Recorded data:
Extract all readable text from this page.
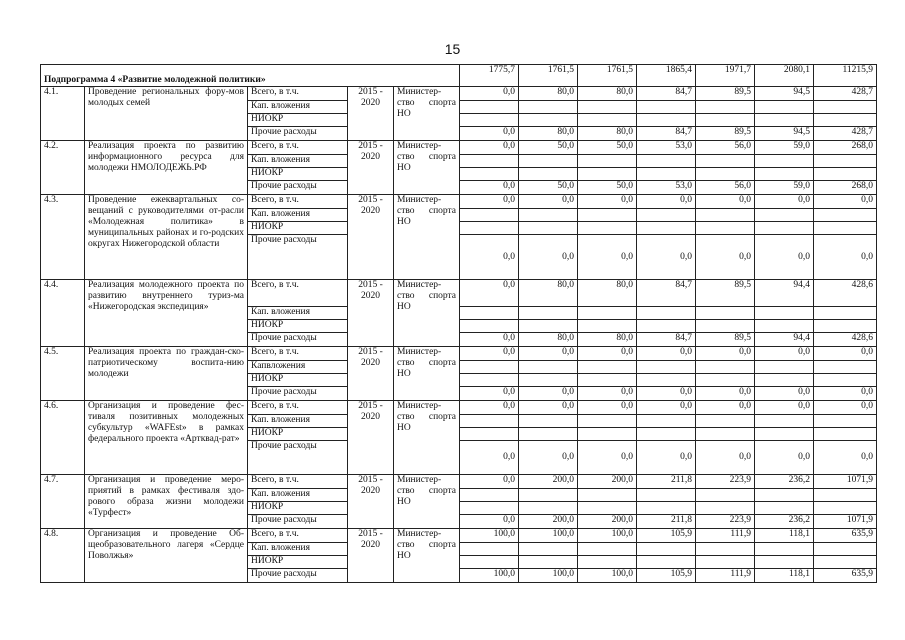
15
Подпрограмма 4 «Развитие молодежной политики»					1775,7	1761,5	1761,5	1865,4	1971,7	2080,1	11215,9
4.1.	Проведение региональных фору-мов молодых семей	Всего, в т.ч.	2015 - 2020	Министер-ство спорта НО	0,0	80,0	80,0	84,7	89,5	94,5	428,7
		Кап. вложения									
		НИОКР									
		Прочие расходы			0,0	80,0	80,0	84,7	89,5	94,5	428,7
4.2.	Реализация проекта по развитию информационного ресурса для молодежи НМОЛОДЕЖЬ.РФ	Всего, в т.ч.	2015 - 2020	Министер-ство спорта НО	0,0	50,0	50,0	53,0	56,0	59,0	268,0
		Кап. вложения									
		НИОКР									
		Прочие расходы			0,0	50,0	50,0	53,0	56,0	59,0	268,0
4.3.	Проведение ежеквартальных со-вещаний с руководителями от-расли «Молодежная политика» в муниципальных районах и го-родских округах Нижегородской области	Всего, в т.ч.	2015 - 2020	Министер-ство спорта НО	0,0	0,0	0,0	0,0	0,0	0,0	0,0
		Кап. вложения									
		НИОКР									
		Прочие расходы			0,0	0,0	0,0	0,0	0,0	0,0	0,0
4.4.	Реализация молодежного проекта по развитию внутреннего туриз-ма «Нижегородская экспедиция»	Всего, в т.ч.	2015 - 2020	Министер-ство спорта НО	0,0	80,0	80,0	84,7	89,5	94,4	428,6
		Кап. вложения									
		НИОКР									
		Прочие расходы			0,0	80,0	80,0	84,7	89,5	94,4	428,6
4.5.	Реализация проекта по граждан-ско-патриотическому воспита-нию молодежи	Всего, в т.ч.	2015 - 2020	Министер-ство спорта НО	0,0	0,0	0,0	0,0	0,0	0,0	0,0
		Капвложения									
		НИОКР									
		Прочие расходы			0,0	0,0	0,0	0,0	0,0	0,0	0,0
4.6.	Организация и проведение фес-тиваля позитивных молодежных субкультур «WAFEst» в рамках федерального проекта «Артквад-рат»	Всего, в т.ч.	2015 - 2020	Министер-ство спорта НО	0,0	0,0	0,0	0,0	0,0	0,0	0,0
		Кап. вложения									
		НИОКР									
		Прочие расходы			0,0	0,0	0,0	0,0	0,0	0,0	0,0
4.7.	Организация и проведение меро-приятий в рамках фестиваля здо-рового образа жизни молодежи «Турфест»	Всего, в т.ч.	2015 - 2020	Министер-ство спорта НО	0,0	200,0	200,0	211,8	223,9	236,2	1071,9
		Кап. вложения									
		НИОКР									
		Прочие расходы			0,0	200,0	200,0	211,8	223,9	236,2	1071,9
4.8.	Организация и проведение Об-щеобразовательного лагеря «Сердце Поволжья»	Всего, в т.ч.	2015 - 2020	Министер-ство спорта НО	100,0	100,0	100,0	105,9	111,9	118,1	635,9
		Кап. вложения									
		НИОКР									
		Прочие расходы			100,0	100,0	100,0	105,9	111,9	118,1	635,9
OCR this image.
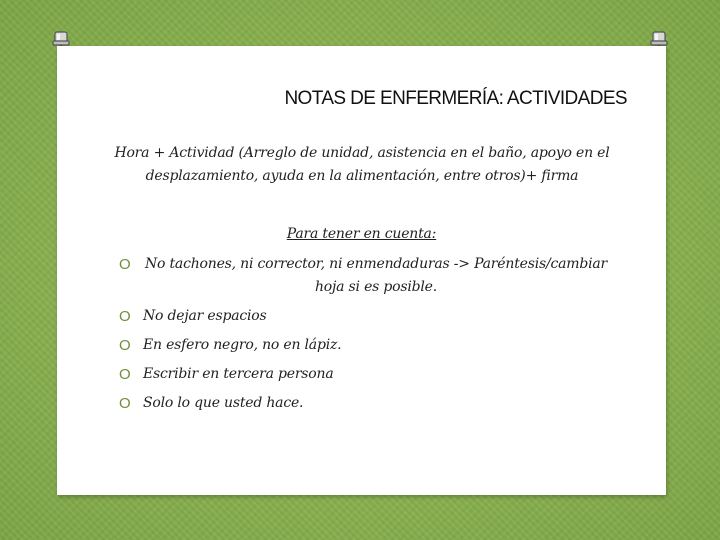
NOTAS DE ENFERMERÍA: ACTIVIDADES
Hora + Actividad (Arreglo de unidad, asistencia en el baño, apoyo en el desplazamiento, ayuda en la alimentación, entre otros)+ firma
Para tener en cuenta:
O No tachones, ni corrector, ni enmendaduras -> Paréntesis/cambiar hoja si es posible.
O No dejar espacios
O En esfero negro, no en lápiz.
O Escribir en tercera persona
O Solo lo que usted hace.
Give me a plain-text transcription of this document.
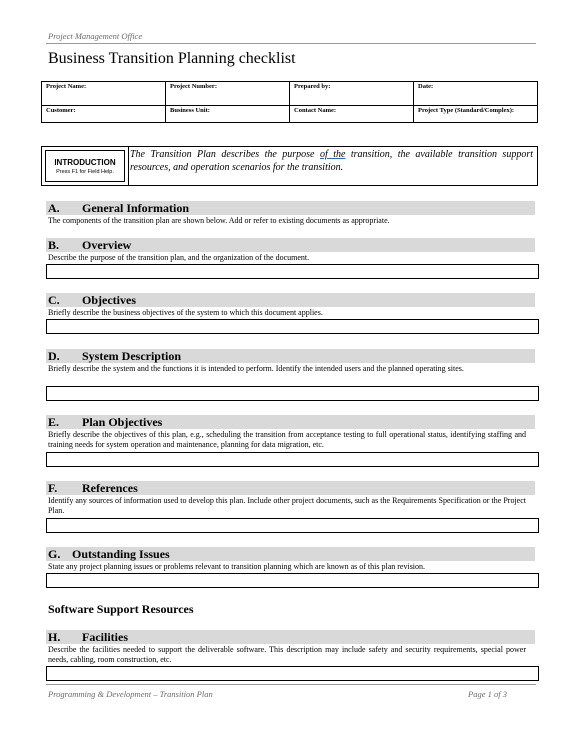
Project Management Office
Business Transition Planning checklist
Project Name:	Project Number:	Prepared by:	Date:
Customer:	Business Unit:	Contact Name:	Project Type (Standard/Complex):
INTRODUCTION
Press F1 for Field Help.
The Transition Plan describes the purpose of the transition, the available transition support resources, and operation scenarios for the transition.
A. General Information
The components of the transition plan are shown below. Add or refer to existing documents as appropriate.
B. Overview
Describe the purpose of the transition plan, and the organization of the document.
C. Objectives
Briefly describe the business objectives of the system to which this document applies.
D. System Description
Briefly describe the system and the functions it is intended to perform. Identify the intended users and the planned operating sites.
E. Plan Objectives
Briefly describe the objectives of this plan, e.g., scheduling the transition from acceptance testing to full operational status, identifying staffing and training needs for system operation and maintenance, planning for data migration, etc.
F. References
Identify any sources of information used to develop this plan. Include other project documents, such as the Requirements Specification or the Project Plan.
G. Outstanding Issues
State any project planning issues or problems relevant to transition planning which are known as of this plan revision.
Software Support Resources
H. Facilities
Describe the facilities needed to support the deliverable software. This description may include safety and security requirements, special power needs, cabling, room construction, etc.
Programming & Development – Transition Plan	Page 1 of 3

Problem requirements: Without the pictures, restate all of the entries above verbatim.

Answer to the task:
Extract all readable text from this page.
15
Подпрограмма 4 «Развитие молодежной политики»					1775,7	1761,5	1761,5	1865,4	1971,7	2080,1	11215,9
4.1.	Проведение региональных фору-мов молодых семей	Всего, в т.ч.	2015 - 2020	Министер-ство спорта НО	0,0	80,0	80,0	84,7	89,5	94,5	428,7
		Кап. вложения									
		НИОКР									
		Прочие расходы			0,0	80,0	80,0	84,7	89,5	94,5	428,7
4.2.	Реализация проекта по развитию информационного ресурса для молодежи НМОЛОДЕЖЬ.РФ	Всего, в т.ч.	2015 - 2020	Министер-ство спорта НО	0,0	50,0	50,0	53,0	56,0	59,0	268,0
		Кап. вложения									
		НИОКР									
		Прочие расходы			0,0	50,0	50,0	53,0	56,0	59,0	268,0
4.3.	Проведение ежеквартальных со-вещаний с руководителями от-расли «Молодежная политика» в муниципальных районах и го-родских округах Нижегородской области	Всего, в т.ч.	2015 - 2020	Министер-ство спорта НО	0,0	0,0	0,0	0,0	0,0	0,0	0,0
		Кап. вложения									
		НИОКР									
		Прочие расходы			0,0	0,0	0,0	0,0	0,0	0,0	0,0
4.4.	Реализация молодежного проекта по развитию внутреннего туриз-ма «Нижегородская экспедиция»	Всего, в т.ч.	2015 - 2020	Министер-ство спорта НО	0,0	80,0	80,0	84,7	89,5	94,4	428,6
		Кап. вложения									
		НИОКР									
		Прочие расходы			0,0	80,0	80,0	84,7	89,5	94,4	428,6
4.5.	Реализация проекта по граждан-ско-патриотическому воспита-нию молодежи	Всего, в т.ч.	2015 - 2020	Министер-ство спорта НО	0,0	0,0	0,0	0,0	0,0	0,0	0,0
		Капвложения									
		НИОКР									
		Прочие расходы			0,0	0,0	0,0	0,0	0,0	0,0	0,0
4.6.	Организация и проведение фес-тиваля позитивных молодежных субкультур «WAFEst» в рамках федерального проекта «Артквад-рат»	Всего, в т.ч.	2015 - 2020	Министер-ство спорта НО	0,0	0,0	0,0	0,0	0,0	0,0	0,0
		Кап. вложения									
		НИОКР									
		Прочие расходы			0,0	0,0	0,0	0,0	0,0	0,0	0,0
4.7.	Организация и проведение меро-приятий в рамках фестиваля здо-рового образа жизни молодежи «Турфест»	Всего, в т.ч.	2015 - 2020	Министер-ство спорта НО	0,0	200,0	200,0	211,8	223,9	236,2	1071,9
		Кап. вложения									
		НИОКР									
		Прочие расходы			0,0	200,0	200,0	211,8	223,9	236,2	1071,9
4.8.	Организация и проведение Об-щеобразовательного лагеря «Сердце Поволжья»	Всего, в т.ч.	2015 - 2020	Министер-ство спорта НО	100,0	100,0	100,0	105,9	111,9	118,1	635,9
		Кап. вложения									
		НИОКР									
		Прочие расходы			100,0	100,0	100,0	105,9	111,9	118,1	635,9
OCR this image.
NOTAS DE ENFERMERÍA: ACTIVIDADES
Hora + Actividad (Arreglo de unidad, asistencia en el baño, apoyo en el desplazamiento, ayuda en la alimentación, entre otros)+ firma
Para tener en cuenta:
O No tachones, ni corrector, ni enmendaduras -> Paréntesis/cambiar hoja si es posible.
O No dejar espacios
O En esfero negro, no en lápiz.
O Escribir en tercera persona
O Solo lo que usted hace.
Give me a plain-text transcription of this document.
Project Management Office
Business Transition Planning checklist
Project Name:	Project Number:	Prepared by:	Date:
Customer:	Business Unit:	Contact Name:	Project Type (Standard/Complex):
INTRODUCTION
Press F1 for Field Help.
The Transition Plan describes the purpose of the transition, the available transition support resources, and operation scenarios for the transition.
A. General Information
The components of the transition plan are shown below. Add or refer to existing documents as appropriate.
B. Overview
Describe the purpose of the transition plan, and the organization of the document.
C. Objectives
Briefly describe the business objectives of the system to which this document applies.
D. System Description
Briefly describe the system and the functions it is intended to perform. Identify the intended users and the planned operating sites.
E. Plan Objectives
Briefly describe the objectives of this plan, e.g., scheduling the transition from acceptance testing to full operational status, identifying staffing and training needs for system operation and maintenance, planning for data migration, etc.
F. References
Identify any sources of information used to develop this plan. Include other project documents, such as the Requirements Specification or the Project Plan.
G. Outstanding Issues
State any project planning issues or problems relevant to transition planning which are known as of this plan revision.
Software Support Resources
H. Facilities
Describe the facilities needed to support the deliverable software. This description may include safety and security requirements, special power needs, cabling, room construction, etc.
Programming & Development – Transition Plan	Page 1 of 3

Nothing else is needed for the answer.